Element and region data
▽
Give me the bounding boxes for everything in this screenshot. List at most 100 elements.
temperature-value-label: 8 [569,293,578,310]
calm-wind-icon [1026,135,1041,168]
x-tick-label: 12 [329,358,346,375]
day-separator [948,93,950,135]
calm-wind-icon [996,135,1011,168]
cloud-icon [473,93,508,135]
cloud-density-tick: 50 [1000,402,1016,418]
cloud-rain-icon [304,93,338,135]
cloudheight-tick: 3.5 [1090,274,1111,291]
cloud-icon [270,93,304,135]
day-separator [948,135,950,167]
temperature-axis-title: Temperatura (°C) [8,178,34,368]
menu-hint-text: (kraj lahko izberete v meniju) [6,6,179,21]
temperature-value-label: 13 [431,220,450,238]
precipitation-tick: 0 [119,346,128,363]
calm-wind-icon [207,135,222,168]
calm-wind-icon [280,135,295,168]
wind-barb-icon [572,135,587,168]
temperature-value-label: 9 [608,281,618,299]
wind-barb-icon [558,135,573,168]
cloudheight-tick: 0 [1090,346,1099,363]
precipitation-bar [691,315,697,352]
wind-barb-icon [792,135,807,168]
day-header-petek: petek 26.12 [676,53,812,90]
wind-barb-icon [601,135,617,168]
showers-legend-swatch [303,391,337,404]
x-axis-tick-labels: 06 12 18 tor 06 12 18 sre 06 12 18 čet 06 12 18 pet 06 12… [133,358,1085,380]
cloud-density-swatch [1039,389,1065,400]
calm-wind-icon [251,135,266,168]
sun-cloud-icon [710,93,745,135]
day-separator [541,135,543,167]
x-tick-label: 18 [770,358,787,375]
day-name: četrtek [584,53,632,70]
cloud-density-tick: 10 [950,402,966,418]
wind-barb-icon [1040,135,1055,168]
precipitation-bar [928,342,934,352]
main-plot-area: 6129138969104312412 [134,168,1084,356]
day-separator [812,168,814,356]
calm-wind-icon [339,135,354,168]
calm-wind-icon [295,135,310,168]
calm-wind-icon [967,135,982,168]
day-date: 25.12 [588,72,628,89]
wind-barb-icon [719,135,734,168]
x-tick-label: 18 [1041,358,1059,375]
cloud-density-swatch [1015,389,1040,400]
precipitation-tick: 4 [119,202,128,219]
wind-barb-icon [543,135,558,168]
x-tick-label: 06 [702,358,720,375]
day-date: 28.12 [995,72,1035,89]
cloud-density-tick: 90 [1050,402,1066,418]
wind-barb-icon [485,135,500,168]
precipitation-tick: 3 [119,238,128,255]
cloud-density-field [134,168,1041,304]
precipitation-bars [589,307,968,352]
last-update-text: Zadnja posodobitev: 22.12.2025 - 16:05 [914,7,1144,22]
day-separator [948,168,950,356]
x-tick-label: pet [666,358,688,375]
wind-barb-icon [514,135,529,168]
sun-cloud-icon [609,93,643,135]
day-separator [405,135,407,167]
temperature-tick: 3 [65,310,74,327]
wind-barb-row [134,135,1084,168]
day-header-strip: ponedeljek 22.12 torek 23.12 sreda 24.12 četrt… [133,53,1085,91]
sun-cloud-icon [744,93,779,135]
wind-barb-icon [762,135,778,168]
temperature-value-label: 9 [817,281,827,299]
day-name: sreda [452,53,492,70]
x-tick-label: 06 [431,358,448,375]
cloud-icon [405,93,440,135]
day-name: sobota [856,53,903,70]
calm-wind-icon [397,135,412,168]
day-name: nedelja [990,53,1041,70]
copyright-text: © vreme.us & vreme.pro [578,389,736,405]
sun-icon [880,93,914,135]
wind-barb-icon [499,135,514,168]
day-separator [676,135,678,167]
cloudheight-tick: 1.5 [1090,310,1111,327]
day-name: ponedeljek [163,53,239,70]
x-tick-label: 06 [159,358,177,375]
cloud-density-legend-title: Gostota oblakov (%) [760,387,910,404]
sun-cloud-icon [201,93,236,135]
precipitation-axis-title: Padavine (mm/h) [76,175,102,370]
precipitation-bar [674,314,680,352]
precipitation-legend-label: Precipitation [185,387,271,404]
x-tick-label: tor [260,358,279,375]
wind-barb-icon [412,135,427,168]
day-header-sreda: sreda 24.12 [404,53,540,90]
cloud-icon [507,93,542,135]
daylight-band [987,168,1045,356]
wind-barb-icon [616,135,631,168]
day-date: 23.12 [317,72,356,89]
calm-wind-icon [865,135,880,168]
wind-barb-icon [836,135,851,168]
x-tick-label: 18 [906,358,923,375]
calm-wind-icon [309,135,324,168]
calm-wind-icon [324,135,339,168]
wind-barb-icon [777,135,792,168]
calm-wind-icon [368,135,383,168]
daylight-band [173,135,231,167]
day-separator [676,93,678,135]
△
Exercise task
Rewrite every row above with each "calm-wind-icon" changed to "still-air-icon" and nothing else altered.

Finished task
Give me the bounding boxes for everything in this screenshot. List at most 100 elements.
temperature-value-label: 8 [569,293,578,310]
still-air-icon [1026,135,1041,168]
x-tick-label: 12 [329,358,346,375]
day-separator [948,93,950,135]
still-air-icon [996,135,1011,168]
cloud-icon [473,93,508,135]
cloud-density-tick: 50 [1000,402,1016,418]
cloud-rain-icon [304,93,338,135]
cloudheight-tick: 3.5 [1090,274,1111,291]
cloud-icon [270,93,304,135]
day-separator [948,135,950,167]
temperature-axis-title: Temperatura (°C) [8,178,34,368]
menu-hint-text: (kraj lahko izberete v meniju) [6,6,179,21]
temperature-value-label: 13 [431,220,450,238]
precipitation-tick: 0 [119,346,128,363]
still-air-icon [207,135,222,168]
still-air-icon [280,135,295,168]
wind-barb-icon [572,135,587,168]
temperature-value-label: 9 [608,281,618,299]
wind-barb-icon [558,135,573,168]
cloudheight-tick: 0 [1090,346,1099,363]
precipitation-bar [691,315,697,352]
wind-barb-icon [792,135,807,168]
day-header-petek: petek 26.12 [676,53,812,90]
wind-barb-icon [601,135,617,168]
showers-legend-swatch [303,391,337,404]
x-axis-tick-labels: 06 12 18 tor 06 12 18 sre 06 12 18 čet 06 12 18 pet 06 12… [133,358,1085,380]
cloud-density-swatch [1039,389,1065,400]
still-air-icon [251,135,266,168]
sun-cloud-icon [710,93,745,135]
day-separator [541,135,543,167]
x-tick-label: 18 [770,358,787,375]
day-name: četrtek [584,53,632,70]
cloud-density-tick: 10 [950,402,966,418]
wind-barb-icon [1040,135,1055,168]
precipitation-bar [928,342,934,352]
main-plot-area: 6129138969104312412 [134,168,1084,356]
day-separator [812,168,814,356]
still-air-icon [339,135,354,168]
still-air-icon [295,135,310,168]
still-air-icon [967,135,982,168]
day-date: 25.12 [588,72,628,89]
wind-barb-icon [719,135,734,168]
x-tick-label: 18 [1041,358,1059,375]
cloud-density-swatch [1015,389,1040,400]
precipitation-tick: 4 [119,202,128,219]
wind-barb-icon [543,135,558,168]
x-tick-label: 06 [702,358,720,375]
day-date: 28.12 [995,72,1035,89]
cloud-density-tick: 90 [1050,402,1066,418]
wind-barb-icon [485,135,500,168]
precipitation-tick: 3 [119,238,128,255]
cloud-density-field [134,168,1041,304]
precipitation-bars [589,307,968,352]
last-update-text: Zadnja posodobitev: 22.12.2025 - 16:05 [914,7,1144,22]
day-separator [948,168,950,356]
x-tick-label: pet [666,358,688,375]
wind-barb-icon [514,135,529,168]
sun-cloud-icon [609,93,643,135]
day-separator [405,135,407,167]
temperature-tick: 3 [65,310,74,327]
wind-barb-row [134,135,1084,168]
day-header-strip: ponedeljek 22.12 torek 23.12 sreda 24.12 četrt… [133,53,1085,91]
sun-cloud-icon [744,93,779,135]
wind-barb-icon [762,135,778,168]
temperature-value-label: 9 [817,281,827,299]
day-name: sreda [452,53,492,70]
x-tick-label: 06 [431,358,448,375]
cloud-icon [405,93,440,135]
day-name: sobota [856,53,903,70]
still-air-icon [397,135,412,168]
day-name: nedelja [990,53,1041,70]
copyright-text: © vreme.us & vreme.pro [578,389,736,405]
sun-icon [880,93,914,135]
wind-barb-icon [499,135,514,168]
day-separator [676,135,678,167]
cloudheight-tick: 1.5 [1090,310,1111,327]
day-name: ponedeljek [163,53,239,70]
x-tick-label: 06 [159,358,177,375]
cloud-density-legend-title: Gostota oblakov (%) [760,387,910,404]
sun-cloud-icon [201,93,236,135]
precipitation-axis-title: Padavine (mm/h) [76,175,102,370]
precipitation-bar [674,314,680,352]
precipitation-legend-label: Precipitation [185,387,271,404]
x-tick-label: tor [260,358,279,375]
wind-barb-icon [412,135,427,168]
day-header-sreda: sreda 24.12 [404,53,540,90]
cloud-icon [507,93,542,135]
daylight-band [987,168,1045,356]
wind-barb-icon [616,135,631,168]
day-date: 23.12 [317,72,356,89]
still-air-icon [865,135,880,168]
wind-barb-icon [836,135,851,168]
x-tick-label: 18 [906,358,923,375]
still-air-icon [309,135,324,168]
still-air-icon [324,135,339,168]
wind-barb-icon [777,135,792,168]
still-air-icon [368,135,383,168]
daylight-band [173,135,231,167]
day-separator [676,93,678,135]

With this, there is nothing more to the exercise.